● **Request**: Find each line with the word "JSON" and copy it.

[Lines of data]
►

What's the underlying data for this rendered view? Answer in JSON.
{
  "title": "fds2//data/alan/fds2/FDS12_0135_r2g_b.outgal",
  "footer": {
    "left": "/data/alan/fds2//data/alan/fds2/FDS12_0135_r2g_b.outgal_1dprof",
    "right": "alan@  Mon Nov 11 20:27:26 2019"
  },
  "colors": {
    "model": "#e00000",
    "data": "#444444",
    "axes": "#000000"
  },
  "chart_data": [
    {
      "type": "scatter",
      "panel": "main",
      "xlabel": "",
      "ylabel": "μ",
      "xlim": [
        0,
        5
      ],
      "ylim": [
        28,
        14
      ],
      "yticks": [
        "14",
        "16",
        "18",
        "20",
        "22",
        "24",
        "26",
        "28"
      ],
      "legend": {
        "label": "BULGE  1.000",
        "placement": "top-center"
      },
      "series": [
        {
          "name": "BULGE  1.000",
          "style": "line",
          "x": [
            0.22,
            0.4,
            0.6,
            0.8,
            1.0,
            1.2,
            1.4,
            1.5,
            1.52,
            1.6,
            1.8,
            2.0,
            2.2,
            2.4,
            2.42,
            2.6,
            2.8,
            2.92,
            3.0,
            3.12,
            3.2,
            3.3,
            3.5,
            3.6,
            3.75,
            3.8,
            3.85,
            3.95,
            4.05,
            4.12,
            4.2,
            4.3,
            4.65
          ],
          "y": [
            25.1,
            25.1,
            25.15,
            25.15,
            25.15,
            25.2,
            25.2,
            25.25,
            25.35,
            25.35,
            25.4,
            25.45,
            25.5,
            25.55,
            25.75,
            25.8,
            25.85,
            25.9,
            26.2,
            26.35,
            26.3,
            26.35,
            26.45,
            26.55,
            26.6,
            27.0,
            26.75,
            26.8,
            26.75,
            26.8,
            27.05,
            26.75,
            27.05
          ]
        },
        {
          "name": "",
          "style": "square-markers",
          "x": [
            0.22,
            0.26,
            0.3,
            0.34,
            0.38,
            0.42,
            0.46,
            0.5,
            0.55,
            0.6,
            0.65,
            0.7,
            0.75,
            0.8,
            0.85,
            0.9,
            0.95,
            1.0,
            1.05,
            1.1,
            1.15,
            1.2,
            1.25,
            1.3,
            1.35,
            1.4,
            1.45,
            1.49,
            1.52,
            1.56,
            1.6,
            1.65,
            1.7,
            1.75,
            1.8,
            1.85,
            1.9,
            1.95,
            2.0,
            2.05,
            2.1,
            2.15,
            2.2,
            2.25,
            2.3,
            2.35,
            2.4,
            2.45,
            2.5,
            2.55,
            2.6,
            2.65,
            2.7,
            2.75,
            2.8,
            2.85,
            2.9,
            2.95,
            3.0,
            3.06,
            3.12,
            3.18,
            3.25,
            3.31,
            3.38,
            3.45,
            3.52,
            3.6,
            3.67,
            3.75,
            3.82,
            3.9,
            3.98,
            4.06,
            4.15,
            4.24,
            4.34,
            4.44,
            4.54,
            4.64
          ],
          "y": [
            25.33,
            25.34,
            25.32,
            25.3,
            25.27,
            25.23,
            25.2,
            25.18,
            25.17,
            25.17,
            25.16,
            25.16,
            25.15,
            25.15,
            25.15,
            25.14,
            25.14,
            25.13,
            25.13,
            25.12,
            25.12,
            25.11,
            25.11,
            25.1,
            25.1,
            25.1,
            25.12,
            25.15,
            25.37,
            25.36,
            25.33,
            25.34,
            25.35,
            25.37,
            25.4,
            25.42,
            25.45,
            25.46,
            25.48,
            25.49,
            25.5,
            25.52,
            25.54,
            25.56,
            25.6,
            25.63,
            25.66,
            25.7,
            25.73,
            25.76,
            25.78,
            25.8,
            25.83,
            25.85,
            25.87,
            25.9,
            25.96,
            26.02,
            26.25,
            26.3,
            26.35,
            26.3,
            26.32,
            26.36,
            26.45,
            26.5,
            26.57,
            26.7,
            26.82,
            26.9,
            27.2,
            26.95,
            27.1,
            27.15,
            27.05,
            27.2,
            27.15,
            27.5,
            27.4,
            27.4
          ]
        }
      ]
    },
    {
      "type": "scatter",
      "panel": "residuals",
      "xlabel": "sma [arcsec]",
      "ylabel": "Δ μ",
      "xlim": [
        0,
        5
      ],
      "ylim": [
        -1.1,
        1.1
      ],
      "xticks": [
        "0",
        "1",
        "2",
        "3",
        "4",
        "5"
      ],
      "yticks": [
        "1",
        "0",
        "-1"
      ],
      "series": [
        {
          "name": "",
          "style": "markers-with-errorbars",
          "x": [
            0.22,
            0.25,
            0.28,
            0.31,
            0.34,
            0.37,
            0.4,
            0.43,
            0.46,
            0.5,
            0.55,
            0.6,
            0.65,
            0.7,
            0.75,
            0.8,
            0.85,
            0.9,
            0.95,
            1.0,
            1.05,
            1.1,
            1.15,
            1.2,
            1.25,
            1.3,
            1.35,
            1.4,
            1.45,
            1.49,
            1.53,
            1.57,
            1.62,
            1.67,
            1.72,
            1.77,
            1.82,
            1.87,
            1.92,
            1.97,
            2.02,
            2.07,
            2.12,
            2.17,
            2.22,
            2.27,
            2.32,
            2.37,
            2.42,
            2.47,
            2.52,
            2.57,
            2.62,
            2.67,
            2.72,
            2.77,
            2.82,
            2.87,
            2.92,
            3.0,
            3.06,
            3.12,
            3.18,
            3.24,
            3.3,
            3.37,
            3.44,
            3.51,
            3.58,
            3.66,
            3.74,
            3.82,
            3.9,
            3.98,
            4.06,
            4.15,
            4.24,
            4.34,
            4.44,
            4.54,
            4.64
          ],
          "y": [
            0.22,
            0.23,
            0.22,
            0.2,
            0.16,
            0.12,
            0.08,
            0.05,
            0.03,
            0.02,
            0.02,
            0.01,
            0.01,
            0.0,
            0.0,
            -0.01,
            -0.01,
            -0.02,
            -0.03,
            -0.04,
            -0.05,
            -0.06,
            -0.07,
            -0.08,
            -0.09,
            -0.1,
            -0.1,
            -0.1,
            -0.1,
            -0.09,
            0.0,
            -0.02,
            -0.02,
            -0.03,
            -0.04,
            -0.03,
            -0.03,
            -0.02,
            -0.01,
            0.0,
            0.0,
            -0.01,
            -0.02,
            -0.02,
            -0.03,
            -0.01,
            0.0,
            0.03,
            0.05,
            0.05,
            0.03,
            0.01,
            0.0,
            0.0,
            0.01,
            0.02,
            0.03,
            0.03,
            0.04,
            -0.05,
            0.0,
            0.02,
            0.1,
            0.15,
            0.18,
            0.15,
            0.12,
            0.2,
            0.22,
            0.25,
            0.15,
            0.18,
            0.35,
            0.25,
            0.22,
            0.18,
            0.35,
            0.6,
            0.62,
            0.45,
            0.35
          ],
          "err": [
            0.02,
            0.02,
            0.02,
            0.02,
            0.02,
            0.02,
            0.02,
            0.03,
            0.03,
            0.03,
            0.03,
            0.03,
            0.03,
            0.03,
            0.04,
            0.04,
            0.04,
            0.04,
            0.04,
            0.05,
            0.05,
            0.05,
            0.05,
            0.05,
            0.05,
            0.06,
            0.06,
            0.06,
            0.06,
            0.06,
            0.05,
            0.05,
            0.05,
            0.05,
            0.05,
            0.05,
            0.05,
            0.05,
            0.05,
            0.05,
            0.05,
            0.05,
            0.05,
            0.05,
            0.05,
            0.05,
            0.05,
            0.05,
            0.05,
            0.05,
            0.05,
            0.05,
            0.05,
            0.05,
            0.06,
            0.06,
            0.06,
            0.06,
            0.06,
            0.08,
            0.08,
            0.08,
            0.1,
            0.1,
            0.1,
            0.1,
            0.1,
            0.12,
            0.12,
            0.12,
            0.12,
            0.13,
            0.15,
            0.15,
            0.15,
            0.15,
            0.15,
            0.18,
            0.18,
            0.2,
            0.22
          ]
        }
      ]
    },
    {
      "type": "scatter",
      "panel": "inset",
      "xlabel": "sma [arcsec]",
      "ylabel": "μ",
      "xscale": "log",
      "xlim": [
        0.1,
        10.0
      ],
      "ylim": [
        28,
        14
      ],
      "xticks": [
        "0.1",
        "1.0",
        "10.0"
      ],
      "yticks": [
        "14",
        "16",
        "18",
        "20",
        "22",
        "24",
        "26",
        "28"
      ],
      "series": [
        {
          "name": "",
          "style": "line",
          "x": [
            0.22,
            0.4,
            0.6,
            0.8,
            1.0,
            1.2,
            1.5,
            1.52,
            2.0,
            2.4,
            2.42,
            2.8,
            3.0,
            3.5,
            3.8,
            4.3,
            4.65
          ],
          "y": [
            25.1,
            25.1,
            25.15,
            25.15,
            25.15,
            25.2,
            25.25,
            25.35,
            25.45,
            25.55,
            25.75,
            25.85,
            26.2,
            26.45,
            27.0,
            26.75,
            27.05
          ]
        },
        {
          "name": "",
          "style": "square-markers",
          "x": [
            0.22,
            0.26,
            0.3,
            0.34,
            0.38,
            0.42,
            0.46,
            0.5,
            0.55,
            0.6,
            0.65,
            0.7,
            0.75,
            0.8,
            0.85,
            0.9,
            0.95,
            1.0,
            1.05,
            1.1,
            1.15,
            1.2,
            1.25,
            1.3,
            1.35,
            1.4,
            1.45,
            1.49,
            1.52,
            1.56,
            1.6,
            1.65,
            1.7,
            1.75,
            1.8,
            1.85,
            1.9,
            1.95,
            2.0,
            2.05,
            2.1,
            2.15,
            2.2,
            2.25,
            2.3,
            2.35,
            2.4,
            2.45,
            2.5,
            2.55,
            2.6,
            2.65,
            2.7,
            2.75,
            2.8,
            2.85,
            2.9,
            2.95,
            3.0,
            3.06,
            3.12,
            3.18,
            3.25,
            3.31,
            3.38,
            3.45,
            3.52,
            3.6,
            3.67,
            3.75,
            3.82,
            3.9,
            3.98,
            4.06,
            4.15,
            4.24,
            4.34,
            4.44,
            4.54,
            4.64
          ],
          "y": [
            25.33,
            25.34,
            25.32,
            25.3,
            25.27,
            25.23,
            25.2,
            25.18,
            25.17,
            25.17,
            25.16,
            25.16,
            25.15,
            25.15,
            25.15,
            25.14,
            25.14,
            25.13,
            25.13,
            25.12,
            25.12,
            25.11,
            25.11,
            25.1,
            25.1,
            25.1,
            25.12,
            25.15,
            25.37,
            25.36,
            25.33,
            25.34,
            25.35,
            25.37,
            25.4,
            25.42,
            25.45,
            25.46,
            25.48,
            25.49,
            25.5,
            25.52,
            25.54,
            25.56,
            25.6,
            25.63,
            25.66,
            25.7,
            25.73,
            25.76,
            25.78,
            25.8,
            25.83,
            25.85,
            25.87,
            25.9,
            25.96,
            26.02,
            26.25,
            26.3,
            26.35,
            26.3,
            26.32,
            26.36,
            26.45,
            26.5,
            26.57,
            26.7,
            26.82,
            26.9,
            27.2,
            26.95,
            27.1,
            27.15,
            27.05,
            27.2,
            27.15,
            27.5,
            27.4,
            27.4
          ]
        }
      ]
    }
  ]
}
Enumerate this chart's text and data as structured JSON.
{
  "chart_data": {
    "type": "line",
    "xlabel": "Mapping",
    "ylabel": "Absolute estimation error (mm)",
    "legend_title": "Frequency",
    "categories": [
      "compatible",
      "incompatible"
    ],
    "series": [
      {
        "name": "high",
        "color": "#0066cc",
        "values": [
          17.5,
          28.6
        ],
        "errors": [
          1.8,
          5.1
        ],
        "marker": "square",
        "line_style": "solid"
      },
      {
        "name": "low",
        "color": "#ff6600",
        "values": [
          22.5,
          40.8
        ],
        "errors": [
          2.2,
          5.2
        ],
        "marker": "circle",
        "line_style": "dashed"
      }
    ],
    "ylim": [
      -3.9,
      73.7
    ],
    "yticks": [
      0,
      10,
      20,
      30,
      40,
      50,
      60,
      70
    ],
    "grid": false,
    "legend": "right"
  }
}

◄

● **Written answer**:
What's the underlying data for this rendered view? Answer in JSON.
Enumerate this chart's text and data as structured JSON.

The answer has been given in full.